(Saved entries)
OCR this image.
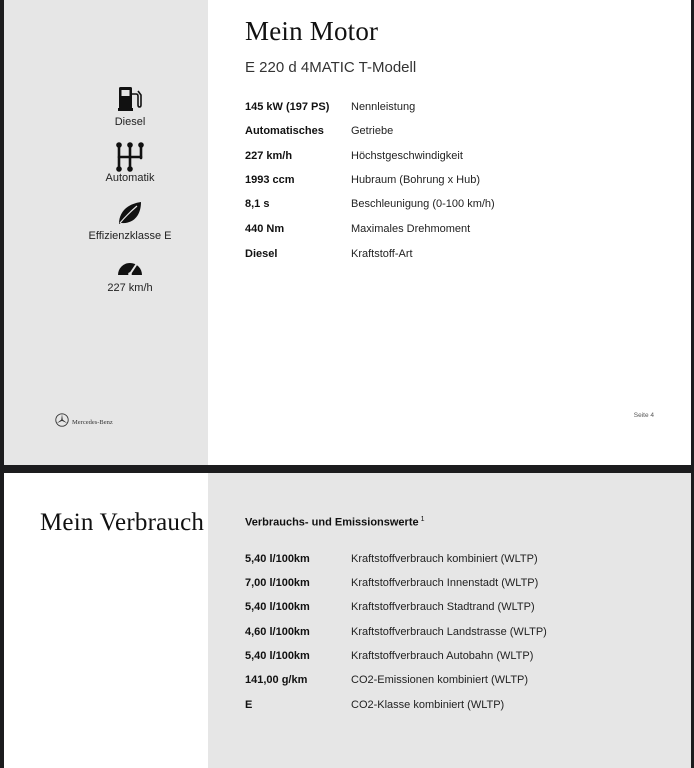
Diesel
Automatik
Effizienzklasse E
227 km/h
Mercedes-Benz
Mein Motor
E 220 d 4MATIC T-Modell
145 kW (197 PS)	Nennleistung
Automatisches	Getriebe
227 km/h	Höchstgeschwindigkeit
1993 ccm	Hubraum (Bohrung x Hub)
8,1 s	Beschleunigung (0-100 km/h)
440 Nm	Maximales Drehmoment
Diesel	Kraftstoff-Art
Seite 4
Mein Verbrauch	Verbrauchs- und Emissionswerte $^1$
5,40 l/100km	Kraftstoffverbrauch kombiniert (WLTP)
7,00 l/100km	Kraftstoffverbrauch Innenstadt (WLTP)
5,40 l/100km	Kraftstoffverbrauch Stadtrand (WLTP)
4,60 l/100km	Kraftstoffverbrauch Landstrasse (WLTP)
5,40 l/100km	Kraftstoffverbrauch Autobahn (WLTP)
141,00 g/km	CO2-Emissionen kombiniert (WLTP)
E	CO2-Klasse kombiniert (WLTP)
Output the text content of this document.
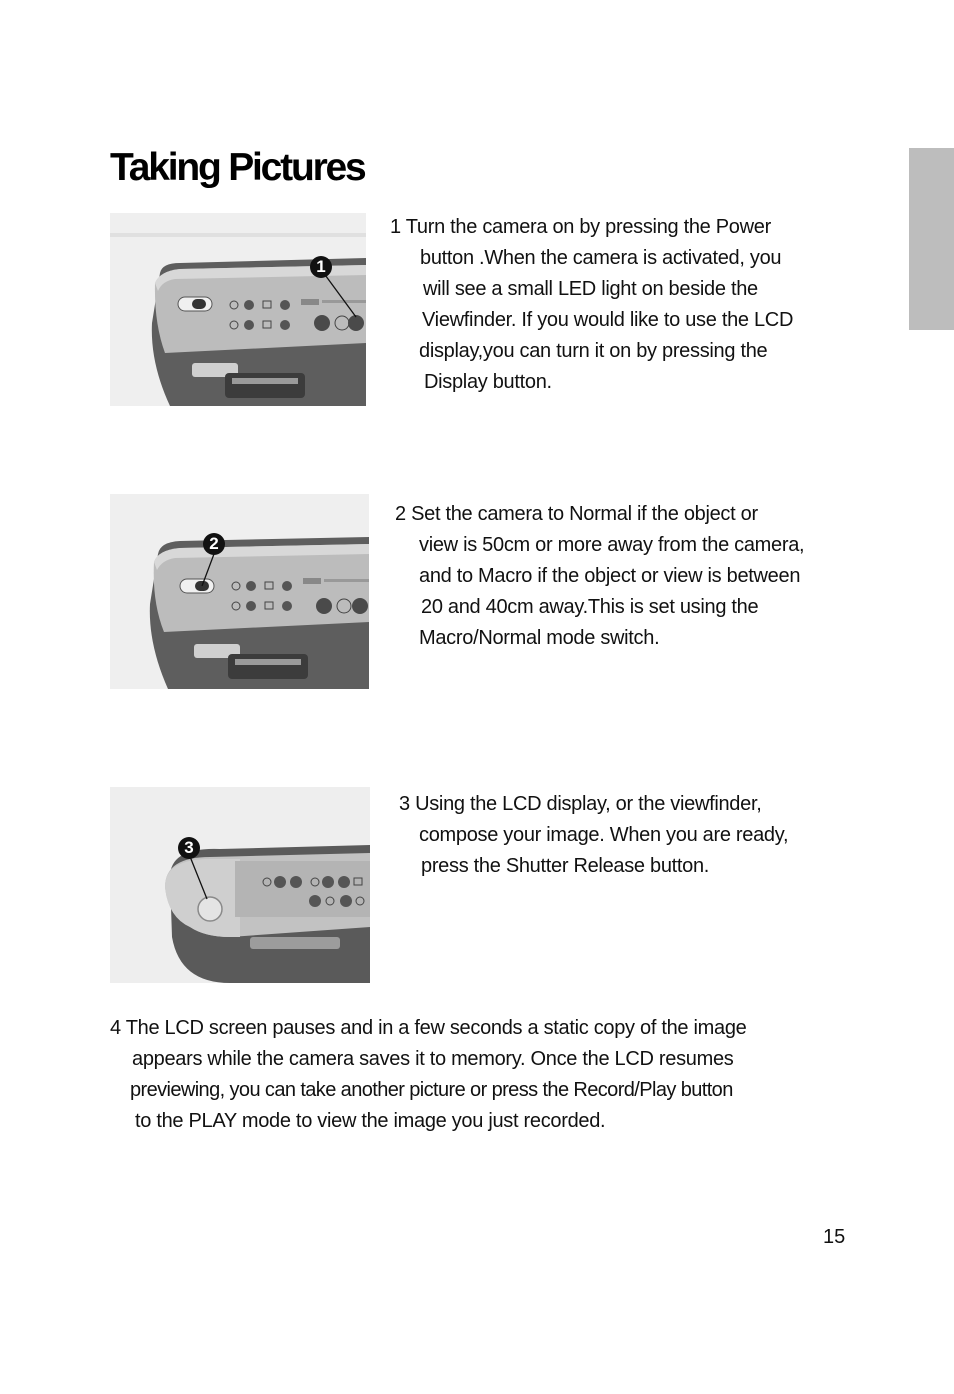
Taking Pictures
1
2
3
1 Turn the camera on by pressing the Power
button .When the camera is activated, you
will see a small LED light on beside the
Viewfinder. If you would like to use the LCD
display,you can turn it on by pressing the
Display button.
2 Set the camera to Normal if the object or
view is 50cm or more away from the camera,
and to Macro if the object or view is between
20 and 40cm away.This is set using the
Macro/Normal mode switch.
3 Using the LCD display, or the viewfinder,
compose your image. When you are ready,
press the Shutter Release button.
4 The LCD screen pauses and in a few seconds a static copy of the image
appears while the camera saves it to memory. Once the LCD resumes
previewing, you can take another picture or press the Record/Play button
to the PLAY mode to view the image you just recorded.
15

_Given instruction_
Which lines above contain "Macro"? Show each of them.

_Full output_
and to Macro if the object or view is between
Macro/Normal mode switch.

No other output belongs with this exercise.